> _REQUIREMENTS_
Set down the data below without change, skipping the pictures it holds.

— start of MATERIAL SHOWN —

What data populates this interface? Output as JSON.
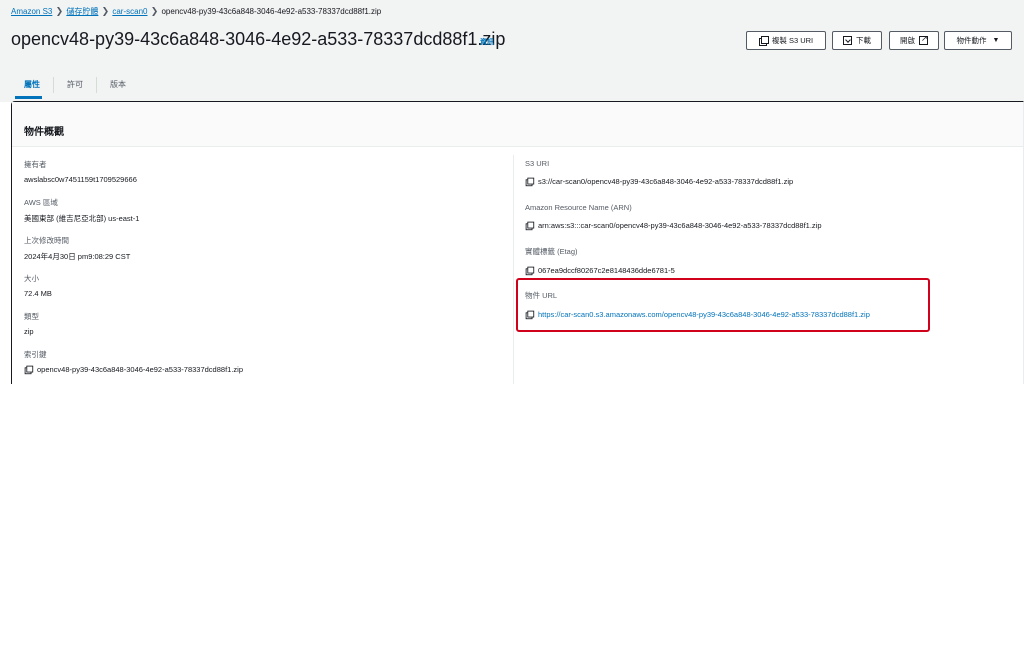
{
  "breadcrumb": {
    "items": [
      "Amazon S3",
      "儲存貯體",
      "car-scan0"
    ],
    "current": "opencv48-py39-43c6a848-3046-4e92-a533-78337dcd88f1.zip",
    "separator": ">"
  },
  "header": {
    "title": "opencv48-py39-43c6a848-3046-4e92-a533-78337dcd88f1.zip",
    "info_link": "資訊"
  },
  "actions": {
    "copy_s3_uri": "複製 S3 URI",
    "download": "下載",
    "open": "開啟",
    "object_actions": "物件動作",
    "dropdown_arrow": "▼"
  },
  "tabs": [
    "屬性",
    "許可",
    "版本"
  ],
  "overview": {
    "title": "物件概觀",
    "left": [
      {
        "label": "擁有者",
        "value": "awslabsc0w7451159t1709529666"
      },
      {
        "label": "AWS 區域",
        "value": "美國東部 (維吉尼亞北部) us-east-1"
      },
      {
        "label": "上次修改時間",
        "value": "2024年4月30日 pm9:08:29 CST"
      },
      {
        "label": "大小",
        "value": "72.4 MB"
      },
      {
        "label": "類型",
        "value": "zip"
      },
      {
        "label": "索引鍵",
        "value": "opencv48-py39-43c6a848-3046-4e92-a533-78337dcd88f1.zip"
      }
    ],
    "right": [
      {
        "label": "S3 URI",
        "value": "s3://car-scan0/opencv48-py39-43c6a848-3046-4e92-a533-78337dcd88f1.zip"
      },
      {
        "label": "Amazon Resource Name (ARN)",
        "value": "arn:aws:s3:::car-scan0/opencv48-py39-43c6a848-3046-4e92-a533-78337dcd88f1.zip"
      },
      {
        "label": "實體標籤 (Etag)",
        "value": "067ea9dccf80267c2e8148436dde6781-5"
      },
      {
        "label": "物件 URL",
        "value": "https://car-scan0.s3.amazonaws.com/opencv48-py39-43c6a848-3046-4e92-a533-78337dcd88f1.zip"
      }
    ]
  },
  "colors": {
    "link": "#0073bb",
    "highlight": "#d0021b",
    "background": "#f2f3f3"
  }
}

— end of MATERIAL SHOWN —

> _ANSWER_
What data populates this interface? Output as JSON.
{
  "breadcrumb": {
    "items": [
      "Amazon S3",
      "儲存貯體",
      "car-scan0"
    ],
    "current": "opencv48-py39-43c6a848-3046-4e92-a533-78337dcd88f1.zip",
    "separator": ">"
  },
  "header": {
    "title": "opencv48-py39-43c6a848-3046-4e92-a533-78337dcd88f1.zip",
    "info_link": "資訊"
  },
  "actions": {
    "copy_s3_uri": "複製 S3 URI",
    "download": "下載",
    "open": "開啟",
    "object_actions": "物件動作",
    "dropdown_arrow": "▼"
  },
  "tabs": [
    "屬性",
    "許可",
    "版本"
  ],
  "overview": {
    "title": "物件概觀",
    "left": [
      {
        "label": "擁有者",
        "value": "awslabsc0w7451159t1709529666"
      },
      {
        "label": "AWS 區域",
        "value": "美國東部 (維吉尼亞北部) us-east-1"
      },
      {
        "label": "上次修改時間",
        "value": "2024年4月30日 pm9:08:29 CST"
      },
      {
        "label": "大小",
        "value": "72.4 MB"
      },
      {
        "label": "類型",
        "value": "zip"
      },
      {
        "label": "索引鍵",
        "value": "opencv48-py39-43c6a848-3046-4e92-a533-78337dcd88f1.zip"
      }
    ],
    "right": [
      {
        "label": "S3 URI",
        "value": "s3://car-scan0/opencv48-py39-43c6a848-3046-4e92-a533-78337dcd88f1.zip"
      },
      {
        "label": "Amazon Resource Name (ARN)",
        "value": "arn:aws:s3:::car-scan0/opencv48-py39-43c6a848-3046-4e92-a533-78337dcd88f1.zip"
      },
      {
        "label": "實體標籤 (Etag)",
        "value": "067ea9dccf80267c2e8148436dde6781-5"
      },
      {
        "label": "物件 URL",
        "value": "https://car-scan0.s3.amazonaws.com/opencv48-py39-43c6a848-3046-4e92-a533-78337dcd88f1.zip"
      }
    ]
  },
  "colors": {
    "link": "#0073bb",
    "highlight": "#d0021b",
    "background": "#f2f3f3"
  }
}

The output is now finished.